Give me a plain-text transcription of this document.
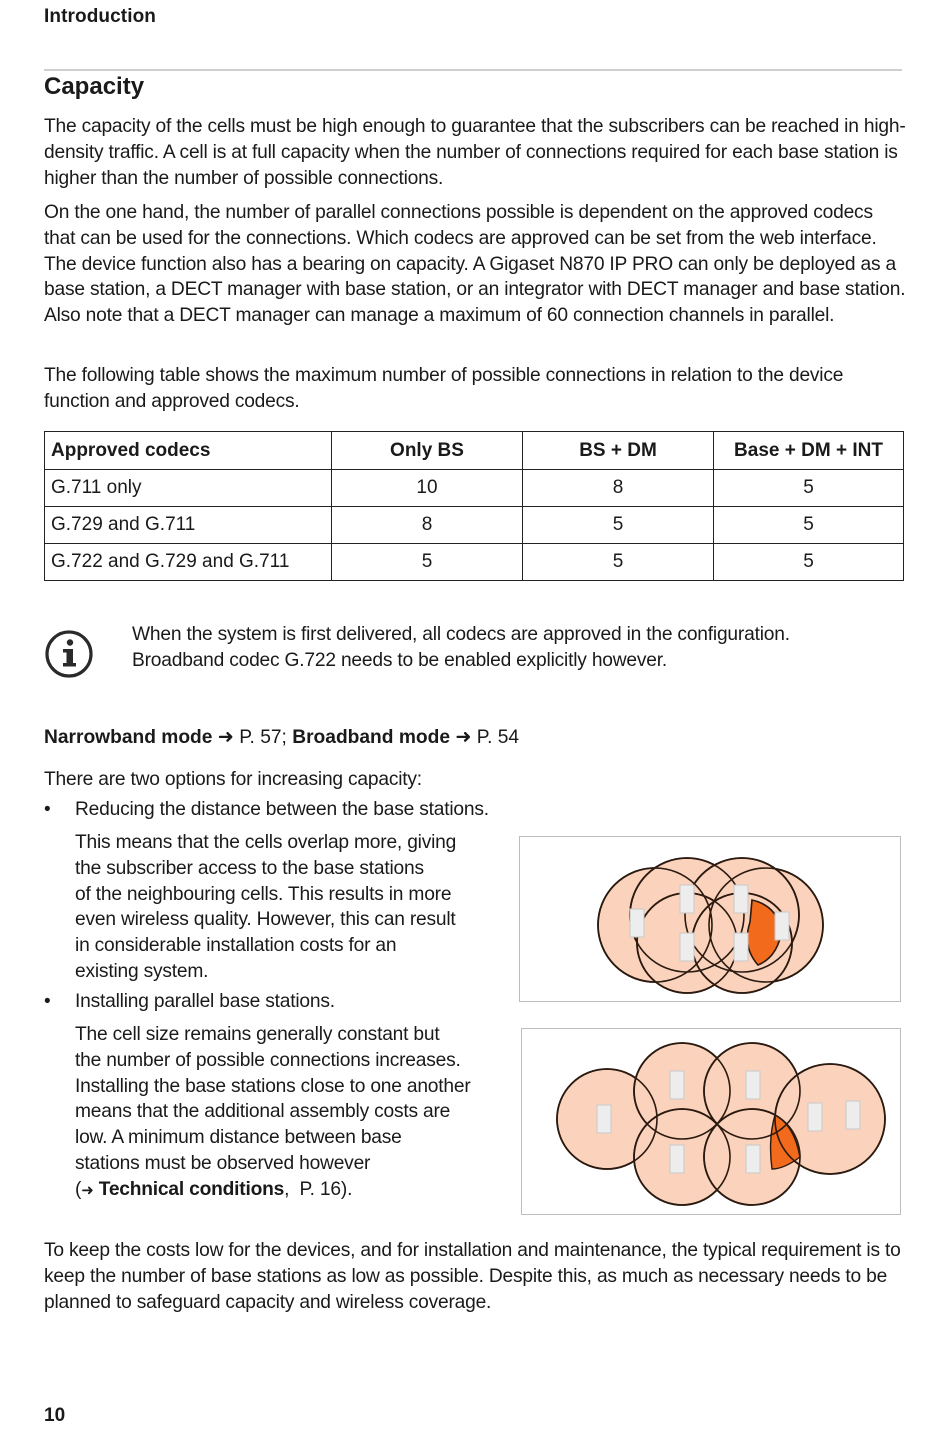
Introduction
Capacity

The capacity of the cells must be high enough to guarantee that the subscribers can be reached in high-density traffic. A cell is at full capacity when the number of connections required for each base station is higher than the number of possible connections.

On the one hand, the number of parallel connections possible is dependent on the approved codecs that can be used for the connections. Which codecs are approved can be set from the web interface. The device function also has a bearing on capacity. A Gigaset N870 IP PRO can only be deployed as a base station, a DECT manager with base station, or an integrator with DECT manager and base station. Also note that a DECT manager can manage a maximum of 60 connection channels in parallel.

The following table shows the maximum number of possible connections in relation to the device function and approved codecs.

Approved codecs	Only BS	BS + DM	Base + DM + INT
G.711 only	10	8	5
G.729 and G.711	8	5	5
G.722 and G.729 and G.711	5	5	5
When the system is first delivered, all codecs are approved in the configuration.
Broadband codec G.722 needs to be enabled explicitly however.
Narrowband mode ➜ P. 57; Broadband mode ➜ P. 54

There are two options for increasing capacity:

• Reducing the distance between the base stations.
This means that the cells overlap more, giving
the subscriber access to the base stations
of the neighbouring cells. This results in more
even wireless quality. However, this can result
in considerable installation costs for an
existing system.
• Installing parallel base stations.
The cell size remains generally constant but
the number of possible connections increases.
Installing the base stations close to one another
means that the additional assembly costs are
low. A minimum distance between base
stations must be observed however
(➜ Technical conditions,  P. 16).

To keep the costs low for the devices, and for installation and maintenance, the typical requirement is to keep the number of base stations as low as possible. Despite this, as much as necessary needs to be planned to safeguard capacity and wireless coverage.

10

##############################

**Goal of the exercise**
Within the entries above, find each line where "more" appears; copy every one.

**Solution to the exercise**
This means that the cells overlap more, giving
of the neighbouring cells. This results in more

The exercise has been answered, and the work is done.